- **WHAT YOU HAVE TO DO**:
What follows is a set of records; repeat all of them exactly.

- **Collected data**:
——

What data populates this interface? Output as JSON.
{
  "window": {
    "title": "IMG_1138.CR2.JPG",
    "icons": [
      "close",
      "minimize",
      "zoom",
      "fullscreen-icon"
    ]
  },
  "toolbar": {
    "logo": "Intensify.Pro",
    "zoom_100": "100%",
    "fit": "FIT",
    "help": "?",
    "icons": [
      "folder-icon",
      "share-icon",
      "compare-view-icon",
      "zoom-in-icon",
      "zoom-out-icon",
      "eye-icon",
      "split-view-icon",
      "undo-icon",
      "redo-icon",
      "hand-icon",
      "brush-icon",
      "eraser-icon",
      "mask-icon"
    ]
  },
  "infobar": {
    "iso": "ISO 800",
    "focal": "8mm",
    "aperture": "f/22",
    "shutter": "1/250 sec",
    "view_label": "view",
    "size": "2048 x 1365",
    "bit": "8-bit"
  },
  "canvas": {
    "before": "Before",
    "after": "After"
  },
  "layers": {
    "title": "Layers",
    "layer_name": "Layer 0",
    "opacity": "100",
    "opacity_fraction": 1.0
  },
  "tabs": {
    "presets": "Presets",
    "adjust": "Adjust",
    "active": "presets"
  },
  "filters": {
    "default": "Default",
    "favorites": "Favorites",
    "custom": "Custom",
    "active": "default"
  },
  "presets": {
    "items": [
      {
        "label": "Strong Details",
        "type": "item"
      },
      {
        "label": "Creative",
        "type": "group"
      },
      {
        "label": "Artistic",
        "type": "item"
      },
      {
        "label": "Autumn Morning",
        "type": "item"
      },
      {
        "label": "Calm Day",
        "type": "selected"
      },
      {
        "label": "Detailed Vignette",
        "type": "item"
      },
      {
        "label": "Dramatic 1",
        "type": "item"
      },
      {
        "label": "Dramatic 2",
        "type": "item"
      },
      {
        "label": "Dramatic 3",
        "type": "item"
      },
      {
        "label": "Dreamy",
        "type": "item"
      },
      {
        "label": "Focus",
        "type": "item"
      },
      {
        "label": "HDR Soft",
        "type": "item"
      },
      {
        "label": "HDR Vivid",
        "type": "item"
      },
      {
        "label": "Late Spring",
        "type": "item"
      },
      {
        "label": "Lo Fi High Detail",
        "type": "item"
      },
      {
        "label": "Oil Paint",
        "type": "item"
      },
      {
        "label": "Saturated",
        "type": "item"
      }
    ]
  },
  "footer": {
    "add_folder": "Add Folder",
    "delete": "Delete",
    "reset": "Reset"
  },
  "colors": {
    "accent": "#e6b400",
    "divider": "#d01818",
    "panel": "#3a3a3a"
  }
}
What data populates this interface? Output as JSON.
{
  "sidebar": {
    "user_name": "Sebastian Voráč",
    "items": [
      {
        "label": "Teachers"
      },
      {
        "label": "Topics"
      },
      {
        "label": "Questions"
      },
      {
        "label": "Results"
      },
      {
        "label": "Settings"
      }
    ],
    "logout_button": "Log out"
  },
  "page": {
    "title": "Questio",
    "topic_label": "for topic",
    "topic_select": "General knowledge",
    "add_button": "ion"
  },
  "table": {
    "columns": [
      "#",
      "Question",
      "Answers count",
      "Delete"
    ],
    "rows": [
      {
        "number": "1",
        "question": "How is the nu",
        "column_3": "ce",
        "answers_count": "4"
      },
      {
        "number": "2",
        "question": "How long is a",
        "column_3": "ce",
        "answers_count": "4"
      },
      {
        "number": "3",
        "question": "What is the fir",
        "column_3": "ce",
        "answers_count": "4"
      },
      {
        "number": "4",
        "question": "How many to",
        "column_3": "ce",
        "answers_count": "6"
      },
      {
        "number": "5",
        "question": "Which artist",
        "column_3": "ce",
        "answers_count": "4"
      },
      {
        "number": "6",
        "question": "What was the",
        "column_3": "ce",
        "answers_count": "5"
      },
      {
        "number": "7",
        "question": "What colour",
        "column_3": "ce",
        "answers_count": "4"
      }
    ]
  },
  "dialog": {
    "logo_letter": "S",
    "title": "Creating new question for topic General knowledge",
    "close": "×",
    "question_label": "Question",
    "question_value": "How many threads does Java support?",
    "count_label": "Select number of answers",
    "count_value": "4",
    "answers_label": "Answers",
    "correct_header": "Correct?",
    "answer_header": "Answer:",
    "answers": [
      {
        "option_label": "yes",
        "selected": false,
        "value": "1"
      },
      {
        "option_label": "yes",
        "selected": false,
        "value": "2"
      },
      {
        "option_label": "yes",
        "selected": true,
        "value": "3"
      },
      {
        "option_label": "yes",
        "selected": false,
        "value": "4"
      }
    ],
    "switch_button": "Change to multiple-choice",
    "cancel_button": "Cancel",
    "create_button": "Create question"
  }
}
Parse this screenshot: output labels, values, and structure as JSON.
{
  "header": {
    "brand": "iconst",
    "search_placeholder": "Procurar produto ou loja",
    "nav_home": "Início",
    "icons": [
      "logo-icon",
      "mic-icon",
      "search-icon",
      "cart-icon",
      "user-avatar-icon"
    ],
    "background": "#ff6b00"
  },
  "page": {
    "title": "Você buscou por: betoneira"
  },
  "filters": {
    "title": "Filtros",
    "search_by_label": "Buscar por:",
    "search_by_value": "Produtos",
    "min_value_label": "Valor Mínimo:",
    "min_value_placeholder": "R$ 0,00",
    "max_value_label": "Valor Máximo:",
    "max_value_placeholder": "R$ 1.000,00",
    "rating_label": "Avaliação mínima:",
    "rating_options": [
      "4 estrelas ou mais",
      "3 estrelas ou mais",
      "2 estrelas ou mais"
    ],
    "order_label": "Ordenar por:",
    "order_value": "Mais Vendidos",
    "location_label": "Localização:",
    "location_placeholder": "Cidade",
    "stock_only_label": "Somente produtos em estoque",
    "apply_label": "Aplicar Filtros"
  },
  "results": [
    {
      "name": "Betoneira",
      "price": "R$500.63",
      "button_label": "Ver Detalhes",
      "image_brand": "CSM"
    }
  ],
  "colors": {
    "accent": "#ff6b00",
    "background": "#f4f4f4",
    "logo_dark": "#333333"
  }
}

——

- **RESPONSE TO THIS TASK**:
What data populates this interface? Output as JSON.
{
  "window": {
    "title": "IMG_1138.CR2.JPG",
    "icons": [
      "close",
      "minimize",
      "zoom",
      "fullscreen-icon"
    ]
  },
  "toolbar": {
    "logo": "Intensify.Pro",
    "zoom_100": "100%",
    "fit": "FIT",
    "help": "?",
    "icons": [
      "folder-icon",
      "share-icon",
      "compare-view-icon",
      "zoom-in-icon",
      "zoom-out-icon",
      "eye-icon",
      "split-view-icon",
      "undo-icon",
      "redo-icon",
      "hand-icon",
      "brush-icon",
      "eraser-icon",
      "mask-icon"
    ]
  },
  "infobar": {
    "iso": "ISO 800",
    "focal": "8mm",
    "aperture": "f/22",
    "shutter": "1/250 sec",
    "view_label": "view",
    "size": "2048 x 1365",
    "bit": "8-bit"
  },
  "canvas": {
    "before": "Before",
    "after": "After"
  },
  "layers": {
    "title": "Layers",
    "layer_name": "Layer 0",
    "opacity": "100",
    "opacity_fraction": 1.0
  },
  "tabs": {
    "presets": "Presets",
    "adjust": "Adjust",
    "active": "presets"
  },
  "filters": {
    "default": "Default",
    "favorites": "Favorites",
    "custom": "Custom",
    "active": "default"
  },
  "presets": {
    "items": [
      {
        "label": "Strong Details",
        "type": "item"
      },
      {
        "label": "Creative",
        "type": "group"
      },
      {
        "label": "Artistic",
        "type": "item"
      },
      {
        "label": "Autumn Morning",
        "type": "item"
      },
      {
        "label": "Calm Day",
        "type": "selected"
      },
      {
        "label": "Detailed Vignette",
        "type": "item"
      },
      {
        "label": "Dramatic 1",
        "type": "item"
      },
      {
        "label": "Dramatic 2",
        "type": "item"
      },
      {
        "label": "Dramatic 3",
        "type": "item"
      },
      {
        "label": "Dreamy",
        "type": "item"
      },
      {
        "label": "Focus",
        "type": "item"
      },
      {
        "label": "HDR Soft",
        "type": "item"
      },
      {
        "label": "HDR Vivid",
        "type": "item"
      },
      {
        "label": "Late Spring",
        "type": "item"
      },
      {
        "label": "Lo Fi High Detail",
        "type": "item"
      },
      {
        "label": "Oil Paint",
        "type": "item"
      },
      {
        "label": "Saturated",
        "type": "item"
      }
    ]
  },
  "footer": {
    "add_folder": "Add Folder",
    "delete": "Delete",
    "reset": "Reset"
  },
  "colors": {
    "accent": "#e6b400",
    "divider": "#d01818",
    "panel": "#3a3a3a"
  }
}
What data populates this interface? Output as JSON.
{
  "sidebar": {
    "user_name": "Sebastian Voráč",
    "items": [
      {
        "label": "Teachers"
      },
      {
        "label": "Topics"
      },
      {
        "label": "Questions"
      },
      {
        "label": "Results"
      },
      {
        "label": "Settings"
      }
    ],
    "logout_button": "Log out"
  },
  "page": {
    "title": "Questio",
    "topic_label": "for topic",
    "topic_select": "General knowledge",
    "add_button": "ion"
  },
  "table": {
    "columns": [
      "#",
      "Question",
      "Answers count",
      "Delete"
    ],
    "rows": [
      {
        "number": "1",
        "question": "How is the nu",
        "column_3": "ce",
        "answers_count": "4"
      },
      {
        "number": "2",
        "question": "How long is a",
        "column_3": "ce",
        "answers_count": "4"
      },
      {
        "number": "3",
        "question": "What is the fir",
        "column_3": "ce",
        "answers_count": "4"
      },
      {
        "number": "4",
        "question": "How many to",
        "column_3": "ce",
        "answers_count": "6"
      },
      {
        "number": "5",
        "question": "Which artist",
        "column_3": "ce",
        "answers_count": "4"
      },
      {
        "number": "6",
        "question": "What was the",
        "column_3": "ce",
        "answers_count": "5"
      },
      {
        "number": "7",
        "question": "What colour",
        "column_3": "ce",
        "answers_count": "4"
      }
    ]
  },
  "dialog": {
    "logo_letter": "S",
    "title": "Creating new question for topic General knowledge",
    "close": "×",
    "question_label": "Question",
    "question_value": "How many threads does Java support?",
    "count_label": "Select number of answers",
    "count_value": "4",
    "answers_label": "Answers",
    "correct_header": "Correct?",
    "answer_header": "Answer:",
    "answers": [
      {
        "option_label": "yes",
        "selected": false,
        "value": "1"
      },
      {
        "option_label": "yes",
        "selected": false,
        "value": "2"
      },
      {
        "option_label": "yes",
        "selected": true,
        "value": "3"
      },
      {
        "option_label": "yes",
        "selected": false,
        "value": "4"
      }
    ],
    "switch_button": "Change to multiple-choice",
    "cancel_button": "Cancel",
    "create_button": "Create question"
  }
}
Parse this screenshot: output labels, values, and structure as JSON.
{
  "header": {
    "brand": "iconst",
    "search_placeholder": "Procurar produto ou loja",
    "nav_home": "Início",
    "icons": [
      "logo-icon",
      "mic-icon",
      "search-icon",
      "cart-icon",
      "user-avatar-icon"
    ],
    "background": "#ff6b00"
  },
  "page": {
    "title": "Você buscou por: betoneira"
  },
  "filters": {
    "title": "Filtros",
    "search_by_label": "Buscar por:",
    "search_by_value": "Produtos",
    "min_value_label": "Valor Mínimo:",
    "min_value_placeholder": "R$ 0,00",
    "max_value_label": "Valor Máximo:",
    "max_value_placeholder": "R$ 1.000,00",
    "rating_label": "Avaliação mínima:",
    "rating_options": [
      "4 estrelas ou mais",
      "3 estrelas ou mais",
      "2 estrelas ou mais"
    ],
    "order_label": "Ordenar por:",
    "order_value": "Mais Vendidos",
    "location_label": "Localização:",
    "location_placeholder": "Cidade",
    "stock_only_label": "Somente produtos em estoque",
    "apply_label": "Aplicar Filtros"
  },
  "results": [
    {
      "name": "Betoneira",
      "price": "R$500.63",
      "button_label": "Ver Detalhes",
      "image_brand": "CSM"
    }
  ],
  "colors": {
    "accent": "#ff6b00",
    "background": "#f4f4f4",
    "logo_dark": "#333333"
  }
}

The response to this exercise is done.